BEGIN Records for processing
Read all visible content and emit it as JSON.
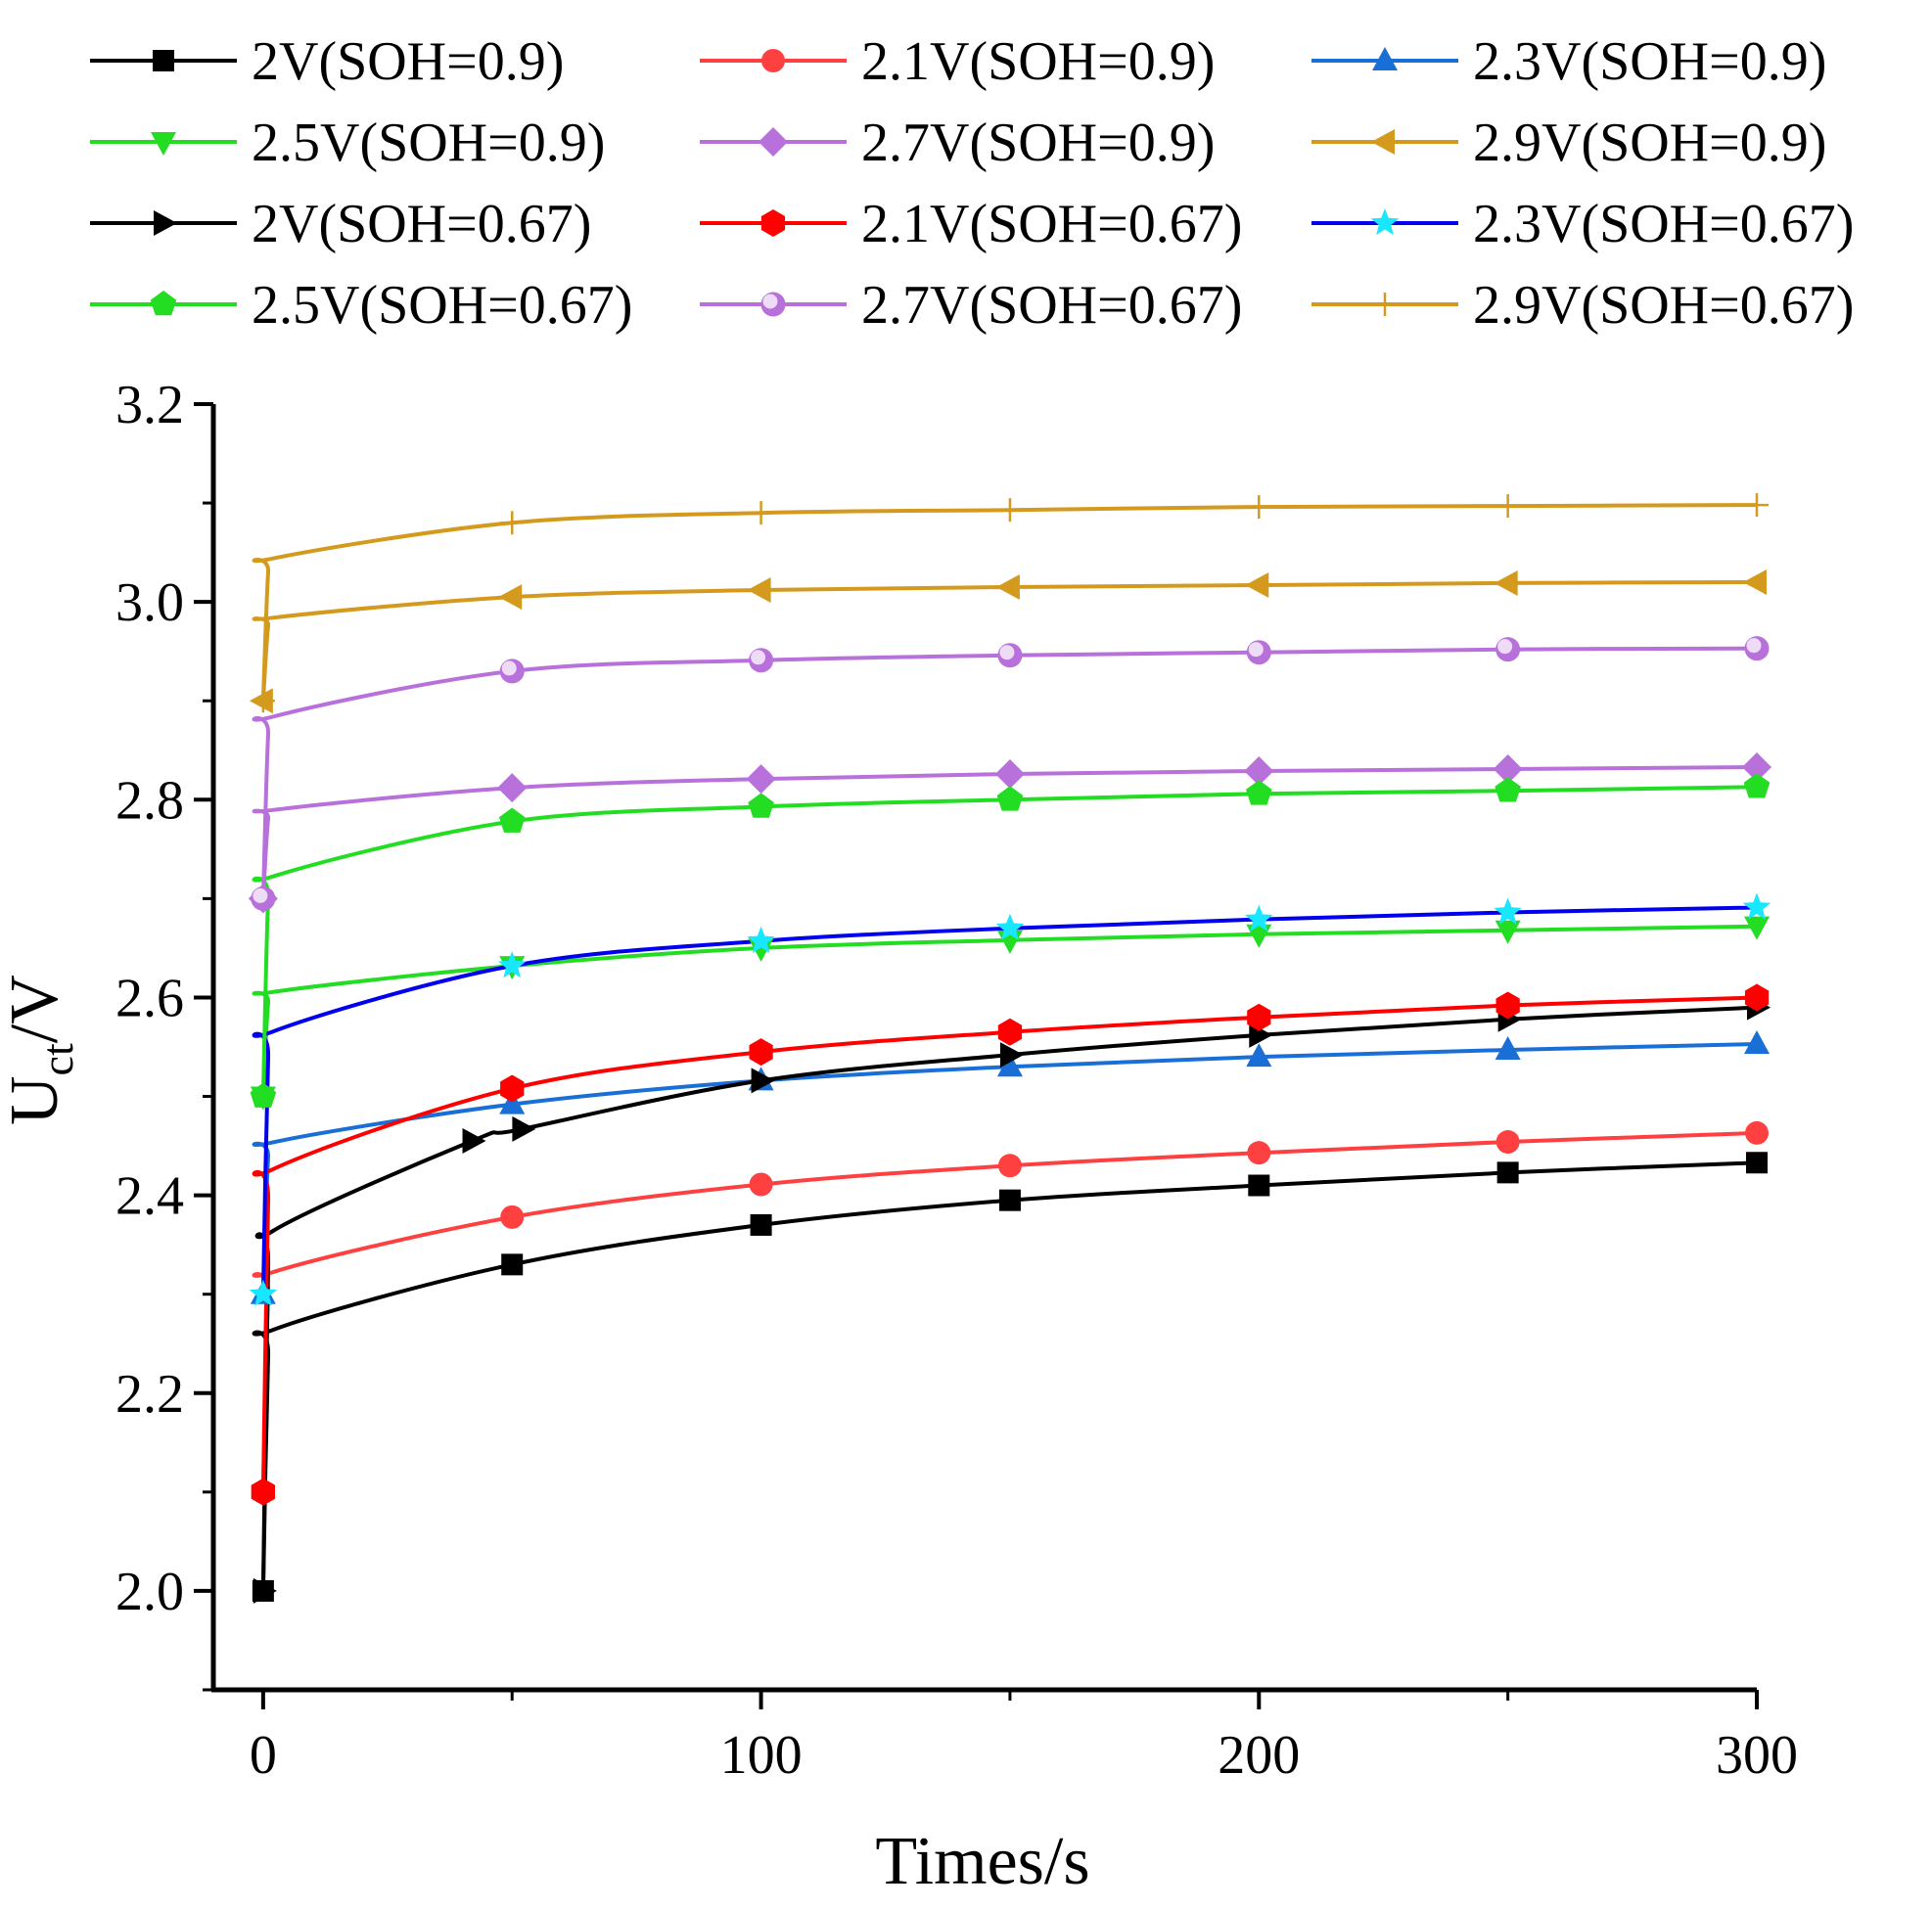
{
  "chart_data": {
    "type": "line",
    "title": "",
    "xlabel": "Times/s",
    "ylabel_main": "U",
    "ylabel_sub": "ct",
    "ylabel_tail": "/V",
    "xlim": [
      -10,
      300
    ],
    "ylim": [
      1.9,
      3.2
    ],
    "xticks": [
      0,
      100,
      200,
      300
    ],
    "xtick_labels": [
      "0",
      "100",
      "200",
      "300"
    ],
    "yticks": [
      2.0,
      2.2,
      2.4,
      2.6,
      2.8,
      3.0,
      3.2
    ],
    "ytick_labels": [
      "2.0",
      "2.2",
      "2.4",
      "2.6",
      "2.8",
      "3.0",
      "3.2"
    ],
    "legend_position": "top",
    "series": [
      {
        "name": "2V(SOH=0.9)",
        "color": "#000000",
        "marker": "square",
        "start": 2.0,
        "x": [
          0,
          50,
          100,
          150,
          200,
          250,
          300
        ],
        "values": [
          2.0,
          2.33,
          2.37,
          2.395,
          2.41,
          2.423,
          2.433
        ]
      },
      {
        "name": "2.1V(SOH=0.9)",
        "color": "#ff4040",
        "marker": "circle",
        "start": 2.1,
        "x": [
          0,
          50,
          100,
          150,
          200,
          250,
          300
        ],
        "values": [
          2.1,
          2.378,
          2.411,
          2.43,
          2.443,
          2.454,
          2.463
        ]
      },
      {
        "name": "2.3V(SOH=0.9)",
        "color": "#1a6fd6",
        "marker": "triangle-up",
        "start": 2.3,
        "x": [
          0,
          50,
          100,
          150,
          200,
          250,
          300
        ],
        "values": [
          2.3,
          2.492,
          2.516,
          2.53,
          2.54,
          2.547,
          2.553
        ]
      },
      {
        "name": "2.5V(SOH=0.9)",
        "color": "#22dd22",
        "marker": "triangle-down",
        "start": 2.5,
        "x": [
          0,
          50,
          100,
          150,
          200,
          250,
          300
        ],
        "values": [
          2.5,
          2.632,
          2.65,
          2.658,
          2.664,
          2.668,
          2.672
        ]
      },
      {
        "name": "2.7V(SOH=0.9)",
        "color": "#b870db",
        "marker": "diamond",
        "start": 2.7,
        "x": [
          0,
          50,
          100,
          150,
          200,
          250,
          300
        ],
        "values": [
          2.7,
          2.812,
          2.821,
          2.826,
          2.829,
          2.831,
          2.833
        ]
      },
      {
        "name": "2.9V(SOH=0.9)",
        "color": "#d49a1e",
        "marker": "triangle-left",
        "start": 2.9,
        "x": [
          0,
          50,
          100,
          150,
          200,
          250,
          300
        ],
        "values": [
          2.9,
          3.005,
          3.012,
          3.015,
          3.017,
          3.019,
          3.02
        ]
      },
      {
        "name": "2V(SOH=0.67)",
        "color": "#000000",
        "marker": "triangle-right",
        "start": 2.0,
        "x": [
          0,
          42,
          52,
          100,
          150,
          200,
          250,
          300
        ],
        "values": [
          2.0,
          2.455,
          2.467,
          2.516,
          2.542,
          2.562,
          2.578,
          2.59
        ]
      },
      {
        "name": "2.1V(SOH=0.67)",
        "color": "#ff0000",
        "marker": "hexagon",
        "start": 2.1,
        "x": [
          0,
          50,
          100,
          150,
          200,
          250,
          300
        ],
        "values": [
          2.1,
          2.508,
          2.545,
          2.565,
          2.58,
          2.592,
          2.6
        ]
      },
      {
        "name": "2.3V(SOH=0.67)",
        "color": "#0000ee",
        "marker": "star",
        "start": 2.3,
        "x": [
          0,
          50,
          100,
          150,
          200,
          250,
          300
        ],
        "values": [
          2.3,
          2.632,
          2.657,
          2.67,
          2.679,
          2.686,
          2.691
        ]
      },
      {
        "name": "2.5V(SOH=0.67)",
        "color": "#22dd22",
        "marker": "pentagon",
        "start": 2.5,
        "x": [
          0,
          50,
          100,
          150,
          200,
          250,
          300
        ],
        "values": [
          2.5,
          2.778,
          2.793,
          2.8,
          2.806,
          2.809,
          2.813
        ]
      },
      {
        "name": "2.7V(SOH=0.67)",
        "color": "#b870db",
        "marker": "sphere",
        "start": 2.7,
        "x": [
          0,
          50,
          100,
          150,
          200,
          250,
          300
        ],
        "values": [
          2.7,
          2.93,
          2.941,
          2.946,
          2.949,
          2.952,
          2.953
        ]
      },
      {
        "name": "2.9V(SOH=0.67)",
        "color": "#d49a1e",
        "marker": "plus",
        "start": 2.9,
        "x": [
          0,
          50,
          100,
          150,
          200,
          250,
          300
        ],
        "values": [
          2.9,
          3.08,
          3.09,
          3.093,
          3.096,
          3.097,
          3.098
        ]
      }
    ]
  }
}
END Records for processing
Goal ▸ In the material above, find the lines that contain "triangle" and show them.

Task output ▸
        "marker": "triangle-up",
        "marker": "triangle-down",
        "marker": "triangle-left",
        "marker": "triangle-right",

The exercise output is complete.